*RECORDS PROVIDED*.
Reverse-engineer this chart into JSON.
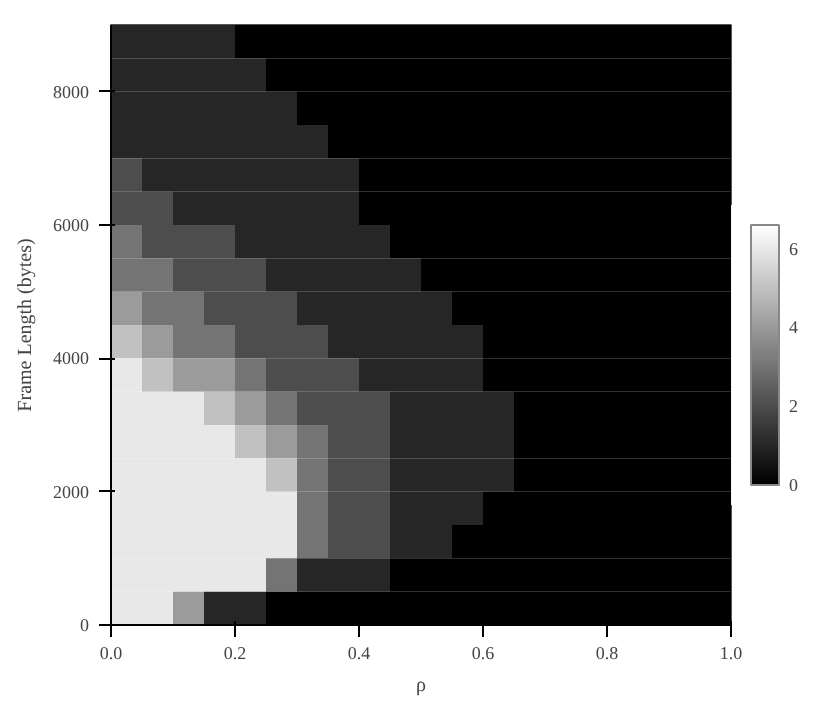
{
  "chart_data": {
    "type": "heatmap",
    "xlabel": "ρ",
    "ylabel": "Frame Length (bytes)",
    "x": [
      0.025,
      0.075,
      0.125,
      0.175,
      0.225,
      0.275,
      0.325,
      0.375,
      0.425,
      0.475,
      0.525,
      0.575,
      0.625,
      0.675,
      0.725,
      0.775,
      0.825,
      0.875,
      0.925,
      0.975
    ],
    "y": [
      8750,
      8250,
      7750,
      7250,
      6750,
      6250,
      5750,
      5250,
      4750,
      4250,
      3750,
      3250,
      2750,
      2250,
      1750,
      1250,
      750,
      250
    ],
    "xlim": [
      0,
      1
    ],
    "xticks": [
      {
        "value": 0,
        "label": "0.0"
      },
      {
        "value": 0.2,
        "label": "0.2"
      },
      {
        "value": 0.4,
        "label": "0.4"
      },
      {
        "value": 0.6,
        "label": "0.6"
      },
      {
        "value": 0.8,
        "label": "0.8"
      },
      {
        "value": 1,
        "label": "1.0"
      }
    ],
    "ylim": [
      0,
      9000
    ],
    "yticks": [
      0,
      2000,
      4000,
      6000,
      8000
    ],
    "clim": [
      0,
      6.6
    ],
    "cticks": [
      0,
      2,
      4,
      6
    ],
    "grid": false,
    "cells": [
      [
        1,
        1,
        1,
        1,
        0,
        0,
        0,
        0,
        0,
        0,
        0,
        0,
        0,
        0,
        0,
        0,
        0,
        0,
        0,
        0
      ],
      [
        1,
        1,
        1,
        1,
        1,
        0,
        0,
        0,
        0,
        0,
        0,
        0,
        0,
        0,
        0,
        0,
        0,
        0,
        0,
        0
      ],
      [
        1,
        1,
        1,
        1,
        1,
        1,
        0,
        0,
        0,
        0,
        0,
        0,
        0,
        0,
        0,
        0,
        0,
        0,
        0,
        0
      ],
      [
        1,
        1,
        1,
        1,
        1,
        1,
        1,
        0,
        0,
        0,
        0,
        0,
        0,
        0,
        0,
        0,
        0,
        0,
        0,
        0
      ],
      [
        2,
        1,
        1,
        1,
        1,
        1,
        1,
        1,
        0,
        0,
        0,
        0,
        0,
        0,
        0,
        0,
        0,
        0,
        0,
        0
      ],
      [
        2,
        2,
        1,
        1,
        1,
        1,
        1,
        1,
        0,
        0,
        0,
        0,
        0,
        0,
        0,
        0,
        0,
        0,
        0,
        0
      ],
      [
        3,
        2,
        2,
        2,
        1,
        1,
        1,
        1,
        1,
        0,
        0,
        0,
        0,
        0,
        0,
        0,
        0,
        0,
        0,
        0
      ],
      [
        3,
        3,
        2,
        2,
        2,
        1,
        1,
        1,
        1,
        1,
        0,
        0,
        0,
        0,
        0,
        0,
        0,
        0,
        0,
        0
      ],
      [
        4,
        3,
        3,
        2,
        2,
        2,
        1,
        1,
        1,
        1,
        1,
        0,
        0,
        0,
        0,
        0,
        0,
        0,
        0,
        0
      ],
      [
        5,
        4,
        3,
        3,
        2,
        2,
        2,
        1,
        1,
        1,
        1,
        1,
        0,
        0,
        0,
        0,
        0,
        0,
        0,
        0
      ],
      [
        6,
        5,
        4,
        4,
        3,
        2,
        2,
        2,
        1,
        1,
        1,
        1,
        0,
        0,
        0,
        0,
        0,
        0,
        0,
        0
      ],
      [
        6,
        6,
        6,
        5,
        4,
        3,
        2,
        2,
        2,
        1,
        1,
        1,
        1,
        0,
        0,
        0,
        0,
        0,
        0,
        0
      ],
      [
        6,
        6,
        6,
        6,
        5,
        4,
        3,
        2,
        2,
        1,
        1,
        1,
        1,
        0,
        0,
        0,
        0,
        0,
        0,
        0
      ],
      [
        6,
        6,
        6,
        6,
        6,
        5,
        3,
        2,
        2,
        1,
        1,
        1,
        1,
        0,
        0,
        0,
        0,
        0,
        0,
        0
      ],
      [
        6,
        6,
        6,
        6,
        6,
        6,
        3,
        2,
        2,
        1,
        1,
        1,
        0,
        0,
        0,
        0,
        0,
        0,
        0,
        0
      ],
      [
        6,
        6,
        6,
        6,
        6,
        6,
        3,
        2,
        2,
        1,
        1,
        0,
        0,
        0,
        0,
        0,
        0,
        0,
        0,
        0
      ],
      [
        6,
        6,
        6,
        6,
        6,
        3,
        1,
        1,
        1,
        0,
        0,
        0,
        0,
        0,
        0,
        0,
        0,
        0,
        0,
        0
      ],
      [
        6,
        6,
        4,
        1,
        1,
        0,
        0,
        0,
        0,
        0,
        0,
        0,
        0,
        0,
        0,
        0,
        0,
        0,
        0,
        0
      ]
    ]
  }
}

*THE REQUEST*. Using the listing above, locate the lines that hold "value" and copy each one.

*WRITTEN ANSWER*.
        "value": 0,
        "value": 0.2,
        "value": 0.4,
        "value": 0.6,
        "value": 0.8,
        "value": 1,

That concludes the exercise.